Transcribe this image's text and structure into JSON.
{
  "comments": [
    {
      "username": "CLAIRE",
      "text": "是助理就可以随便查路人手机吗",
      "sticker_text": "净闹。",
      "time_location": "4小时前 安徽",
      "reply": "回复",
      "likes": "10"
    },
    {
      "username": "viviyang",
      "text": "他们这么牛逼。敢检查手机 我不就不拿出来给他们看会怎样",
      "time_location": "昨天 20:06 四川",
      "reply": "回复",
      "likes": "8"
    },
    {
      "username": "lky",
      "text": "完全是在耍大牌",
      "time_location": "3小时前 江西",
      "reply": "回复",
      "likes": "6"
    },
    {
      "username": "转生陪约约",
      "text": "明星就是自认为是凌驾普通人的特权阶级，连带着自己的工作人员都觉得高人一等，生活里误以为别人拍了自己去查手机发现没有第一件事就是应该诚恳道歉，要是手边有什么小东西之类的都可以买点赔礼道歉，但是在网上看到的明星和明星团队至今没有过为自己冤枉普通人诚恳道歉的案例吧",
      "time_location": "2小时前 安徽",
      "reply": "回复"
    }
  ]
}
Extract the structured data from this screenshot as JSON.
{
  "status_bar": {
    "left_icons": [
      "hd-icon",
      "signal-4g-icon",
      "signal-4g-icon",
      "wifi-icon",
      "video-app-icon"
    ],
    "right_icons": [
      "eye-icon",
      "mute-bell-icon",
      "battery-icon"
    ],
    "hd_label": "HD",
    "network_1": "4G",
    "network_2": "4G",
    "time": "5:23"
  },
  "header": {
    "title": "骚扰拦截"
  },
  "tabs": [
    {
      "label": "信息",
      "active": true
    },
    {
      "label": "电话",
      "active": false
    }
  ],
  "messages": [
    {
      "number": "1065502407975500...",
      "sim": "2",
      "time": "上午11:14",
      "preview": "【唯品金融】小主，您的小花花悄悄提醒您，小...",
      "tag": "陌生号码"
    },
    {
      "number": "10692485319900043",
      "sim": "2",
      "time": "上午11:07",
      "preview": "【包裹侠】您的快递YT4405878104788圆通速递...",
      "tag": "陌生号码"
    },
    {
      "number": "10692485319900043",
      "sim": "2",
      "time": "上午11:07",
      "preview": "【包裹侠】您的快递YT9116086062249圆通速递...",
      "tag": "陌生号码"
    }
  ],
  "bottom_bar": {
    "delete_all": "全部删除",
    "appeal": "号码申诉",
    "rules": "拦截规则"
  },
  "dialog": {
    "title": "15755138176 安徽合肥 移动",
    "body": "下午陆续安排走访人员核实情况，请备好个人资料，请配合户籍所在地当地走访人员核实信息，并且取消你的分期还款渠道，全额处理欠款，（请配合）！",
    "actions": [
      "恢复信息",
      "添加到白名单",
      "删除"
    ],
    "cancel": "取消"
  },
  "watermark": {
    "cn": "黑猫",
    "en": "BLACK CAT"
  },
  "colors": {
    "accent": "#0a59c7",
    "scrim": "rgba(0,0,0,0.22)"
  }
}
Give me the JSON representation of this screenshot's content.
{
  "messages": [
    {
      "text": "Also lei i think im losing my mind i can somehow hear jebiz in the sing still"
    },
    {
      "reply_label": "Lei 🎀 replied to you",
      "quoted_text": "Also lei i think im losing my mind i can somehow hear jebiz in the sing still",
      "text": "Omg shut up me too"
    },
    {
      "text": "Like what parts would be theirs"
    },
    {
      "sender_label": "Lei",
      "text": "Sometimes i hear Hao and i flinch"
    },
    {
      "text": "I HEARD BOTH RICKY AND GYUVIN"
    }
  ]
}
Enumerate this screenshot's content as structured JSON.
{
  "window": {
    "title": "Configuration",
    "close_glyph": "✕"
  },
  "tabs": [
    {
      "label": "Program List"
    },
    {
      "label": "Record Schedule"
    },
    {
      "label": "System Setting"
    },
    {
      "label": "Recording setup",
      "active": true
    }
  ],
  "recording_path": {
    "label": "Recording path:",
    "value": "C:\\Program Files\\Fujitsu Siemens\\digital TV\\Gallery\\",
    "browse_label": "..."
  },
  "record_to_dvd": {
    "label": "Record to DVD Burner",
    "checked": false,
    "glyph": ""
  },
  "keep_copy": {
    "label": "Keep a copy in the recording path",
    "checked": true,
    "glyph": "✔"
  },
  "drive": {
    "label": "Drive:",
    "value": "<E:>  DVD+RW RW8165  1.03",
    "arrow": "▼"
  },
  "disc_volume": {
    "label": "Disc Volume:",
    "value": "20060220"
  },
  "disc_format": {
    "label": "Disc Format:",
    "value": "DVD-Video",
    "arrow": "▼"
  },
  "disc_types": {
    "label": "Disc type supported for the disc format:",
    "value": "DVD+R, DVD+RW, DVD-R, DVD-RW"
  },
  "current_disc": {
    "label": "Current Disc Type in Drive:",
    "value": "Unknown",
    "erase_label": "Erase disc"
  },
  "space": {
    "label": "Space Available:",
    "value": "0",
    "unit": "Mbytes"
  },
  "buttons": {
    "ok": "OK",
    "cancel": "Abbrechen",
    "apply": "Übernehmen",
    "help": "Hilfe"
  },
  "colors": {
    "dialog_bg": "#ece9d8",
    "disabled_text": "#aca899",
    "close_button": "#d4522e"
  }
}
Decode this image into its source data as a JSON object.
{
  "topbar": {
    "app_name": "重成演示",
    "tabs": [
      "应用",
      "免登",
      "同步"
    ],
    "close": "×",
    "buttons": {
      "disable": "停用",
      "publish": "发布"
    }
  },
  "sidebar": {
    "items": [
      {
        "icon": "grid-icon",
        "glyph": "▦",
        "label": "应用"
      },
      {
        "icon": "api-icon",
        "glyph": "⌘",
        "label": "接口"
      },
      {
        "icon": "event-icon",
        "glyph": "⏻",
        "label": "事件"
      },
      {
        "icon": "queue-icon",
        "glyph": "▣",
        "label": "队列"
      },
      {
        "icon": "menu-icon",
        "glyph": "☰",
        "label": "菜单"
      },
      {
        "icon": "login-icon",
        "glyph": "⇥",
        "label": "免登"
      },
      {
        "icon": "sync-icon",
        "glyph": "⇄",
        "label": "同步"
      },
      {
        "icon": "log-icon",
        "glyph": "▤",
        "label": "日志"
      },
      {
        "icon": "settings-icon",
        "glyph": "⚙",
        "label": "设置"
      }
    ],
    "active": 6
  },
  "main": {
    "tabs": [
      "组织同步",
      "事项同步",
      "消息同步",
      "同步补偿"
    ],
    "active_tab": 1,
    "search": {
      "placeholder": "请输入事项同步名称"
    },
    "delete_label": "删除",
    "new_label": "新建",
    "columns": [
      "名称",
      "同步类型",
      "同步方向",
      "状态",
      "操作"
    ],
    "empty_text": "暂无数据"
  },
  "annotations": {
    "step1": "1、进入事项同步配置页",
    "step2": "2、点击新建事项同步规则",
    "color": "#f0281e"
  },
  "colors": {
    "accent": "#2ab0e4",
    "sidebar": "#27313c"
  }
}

#####

The task:
Only the number is wanted: how many lines of the data contain the word "title"?

Solved problem:
3